Problem details – Write out every record in full, exactly as written, please.

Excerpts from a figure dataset
-- BEGIN --

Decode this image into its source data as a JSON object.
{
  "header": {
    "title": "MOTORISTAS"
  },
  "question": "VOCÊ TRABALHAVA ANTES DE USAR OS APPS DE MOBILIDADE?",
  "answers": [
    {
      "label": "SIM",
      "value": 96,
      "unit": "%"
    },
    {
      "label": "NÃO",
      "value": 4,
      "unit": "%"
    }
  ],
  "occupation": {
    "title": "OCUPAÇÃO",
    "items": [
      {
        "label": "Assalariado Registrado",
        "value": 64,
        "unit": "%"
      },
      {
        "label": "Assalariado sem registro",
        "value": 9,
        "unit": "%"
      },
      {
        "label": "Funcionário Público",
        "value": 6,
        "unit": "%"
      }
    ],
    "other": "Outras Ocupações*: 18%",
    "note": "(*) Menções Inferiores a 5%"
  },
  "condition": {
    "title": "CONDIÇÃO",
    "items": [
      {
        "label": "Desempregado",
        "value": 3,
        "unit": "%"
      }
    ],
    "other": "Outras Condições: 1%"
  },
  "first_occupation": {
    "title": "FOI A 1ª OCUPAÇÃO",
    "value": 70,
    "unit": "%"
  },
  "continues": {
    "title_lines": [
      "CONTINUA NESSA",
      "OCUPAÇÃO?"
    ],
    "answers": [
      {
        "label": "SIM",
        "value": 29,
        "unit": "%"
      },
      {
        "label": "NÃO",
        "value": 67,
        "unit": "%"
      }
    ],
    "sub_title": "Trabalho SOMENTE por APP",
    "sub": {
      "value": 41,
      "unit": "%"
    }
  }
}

-- END --

Result –
Decode this image into its source data as a JSON object.
{
  "header": {
    "title": "MOTORISTAS"
  },
  "question": "VOCÊ TRABALHAVA ANTES DE USAR OS APPS DE MOBILIDADE?",
  "answers": [
    {
      "label": "SIM",
      "value": 96,
      "unit": "%"
    },
    {
      "label": "NÃO",
      "value": 4,
      "unit": "%"
    }
  ],
  "occupation": {
    "title": "OCUPAÇÃO",
    "items": [
      {
        "label": "Assalariado Registrado",
        "value": 64,
        "unit": "%"
      },
      {
        "label": "Assalariado sem registro",
        "value": 9,
        "unit": "%"
      },
      {
        "label": "Funcionário Público",
        "value": 6,
        "unit": "%"
      }
    ],
    "other": "Outras Ocupações*: 18%",
    "note": "(*) Menções Inferiores a 5%"
  },
  "condition": {
    "title": "CONDIÇÃO",
    "items": [
      {
        "label": "Desempregado",
        "value": 3,
        "unit": "%"
      }
    ],
    "other": "Outras Condições: 1%"
  },
  "first_occupation": {
    "title": "FOI A 1ª OCUPAÇÃO",
    "value": 70,
    "unit": "%"
  },
  "continues": {
    "title_lines": [
      "CONTINUA NESSA",
      "OCUPAÇÃO?"
    ],
    "answers": [
      {
        "label": "SIM",
        "value": 29,
        "unit": "%"
      },
      {
        "label": "NÃO",
        "value": 67,
        "unit": "%"
      }
    ],
    "sub_title": "Trabalho SOMENTE por APP",
    "sub": {
      "value": 41,
      "unit": "%"
    }
  }
}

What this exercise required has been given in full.